━━ Stored data

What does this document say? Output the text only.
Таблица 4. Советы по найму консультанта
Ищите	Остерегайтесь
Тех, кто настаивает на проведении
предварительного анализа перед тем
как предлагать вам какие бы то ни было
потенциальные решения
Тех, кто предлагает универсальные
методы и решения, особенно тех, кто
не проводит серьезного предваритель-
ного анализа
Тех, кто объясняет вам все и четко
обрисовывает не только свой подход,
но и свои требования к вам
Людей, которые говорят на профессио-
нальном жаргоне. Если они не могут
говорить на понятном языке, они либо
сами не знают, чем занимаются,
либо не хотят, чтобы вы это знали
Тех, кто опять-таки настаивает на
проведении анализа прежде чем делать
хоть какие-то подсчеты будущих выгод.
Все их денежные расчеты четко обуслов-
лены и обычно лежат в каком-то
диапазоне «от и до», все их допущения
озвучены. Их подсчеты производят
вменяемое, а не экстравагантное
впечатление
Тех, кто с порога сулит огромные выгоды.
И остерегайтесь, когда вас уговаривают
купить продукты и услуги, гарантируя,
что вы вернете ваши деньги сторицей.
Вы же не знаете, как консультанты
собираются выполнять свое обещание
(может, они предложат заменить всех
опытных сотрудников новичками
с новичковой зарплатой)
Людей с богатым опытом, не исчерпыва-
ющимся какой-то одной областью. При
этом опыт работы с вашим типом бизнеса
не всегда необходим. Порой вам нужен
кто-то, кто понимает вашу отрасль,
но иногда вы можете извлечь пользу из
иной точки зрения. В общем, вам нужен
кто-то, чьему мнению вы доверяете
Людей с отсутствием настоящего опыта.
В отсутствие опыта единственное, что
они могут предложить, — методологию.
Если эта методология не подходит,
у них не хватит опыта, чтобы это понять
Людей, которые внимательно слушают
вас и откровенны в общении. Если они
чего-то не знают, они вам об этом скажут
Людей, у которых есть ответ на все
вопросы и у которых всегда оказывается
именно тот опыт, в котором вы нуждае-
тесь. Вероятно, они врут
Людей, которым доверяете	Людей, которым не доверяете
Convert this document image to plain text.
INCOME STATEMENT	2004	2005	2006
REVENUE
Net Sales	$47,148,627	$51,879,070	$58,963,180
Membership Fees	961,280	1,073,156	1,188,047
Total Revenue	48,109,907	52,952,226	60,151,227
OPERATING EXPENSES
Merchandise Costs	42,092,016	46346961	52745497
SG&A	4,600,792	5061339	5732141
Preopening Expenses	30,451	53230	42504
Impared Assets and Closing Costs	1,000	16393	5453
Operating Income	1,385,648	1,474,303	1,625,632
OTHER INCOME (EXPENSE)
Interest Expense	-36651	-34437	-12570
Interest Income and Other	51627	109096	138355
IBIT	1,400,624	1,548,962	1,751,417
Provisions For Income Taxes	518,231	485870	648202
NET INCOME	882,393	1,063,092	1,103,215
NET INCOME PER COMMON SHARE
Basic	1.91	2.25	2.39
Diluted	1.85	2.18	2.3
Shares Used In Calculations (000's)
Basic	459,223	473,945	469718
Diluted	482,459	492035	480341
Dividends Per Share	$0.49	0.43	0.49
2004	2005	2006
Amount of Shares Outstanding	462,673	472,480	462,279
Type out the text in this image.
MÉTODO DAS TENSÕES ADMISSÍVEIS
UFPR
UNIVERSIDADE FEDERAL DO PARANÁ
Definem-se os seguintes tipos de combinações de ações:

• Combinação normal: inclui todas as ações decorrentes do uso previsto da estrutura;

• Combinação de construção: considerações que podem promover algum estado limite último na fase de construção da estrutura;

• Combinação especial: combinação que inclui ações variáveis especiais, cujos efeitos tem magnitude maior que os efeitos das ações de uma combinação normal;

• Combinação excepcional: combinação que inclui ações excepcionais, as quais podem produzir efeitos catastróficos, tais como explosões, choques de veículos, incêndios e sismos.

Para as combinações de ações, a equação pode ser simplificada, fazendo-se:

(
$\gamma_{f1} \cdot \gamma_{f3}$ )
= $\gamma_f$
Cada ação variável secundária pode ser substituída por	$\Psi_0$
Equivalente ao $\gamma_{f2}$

━━━━

== Written task ==
Write out exactly the lines from the line holding "Type out the text in this image." through the last line of the data, and nothing besides those lines.

== Exercise result ==
Type out the text in this image.
MÉTODO DAS TENSÕES ADMISSÍVEIS
UFPR
UNIVERSIDADE FEDERAL DO PARANÁ
Definem-se os seguintes tipos de combinações de ações:

• Combinação normal: inclui todas as ações decorrentes do uso previsto da estrutura;

• Combinação de construção: considerações que podem promover algum estado limite último na fase de construção da estrutura;

• Combinação especial: combinação que inclui ações variáveis especiais, cujos efeitos tem magnitude maior que os efeitos das ações de uma combinação normal;

• Combinação excepcional: combinação que inclui ações excepcionais, as quais podem produzir efeitos catastróficos, tais como explosões, choques de veículos, incêndios e sismos.

Para as combinações de ações, a equação pode ser simplificada, fazendo-se:

(
$\gamma_{f1} \cdot \gamma_{f3}$ )
= $\gamma_f$
Cada ação variável secundária pode ser substituída por	$\Psi_0$
Equivalente ao $\gamma_{f2}$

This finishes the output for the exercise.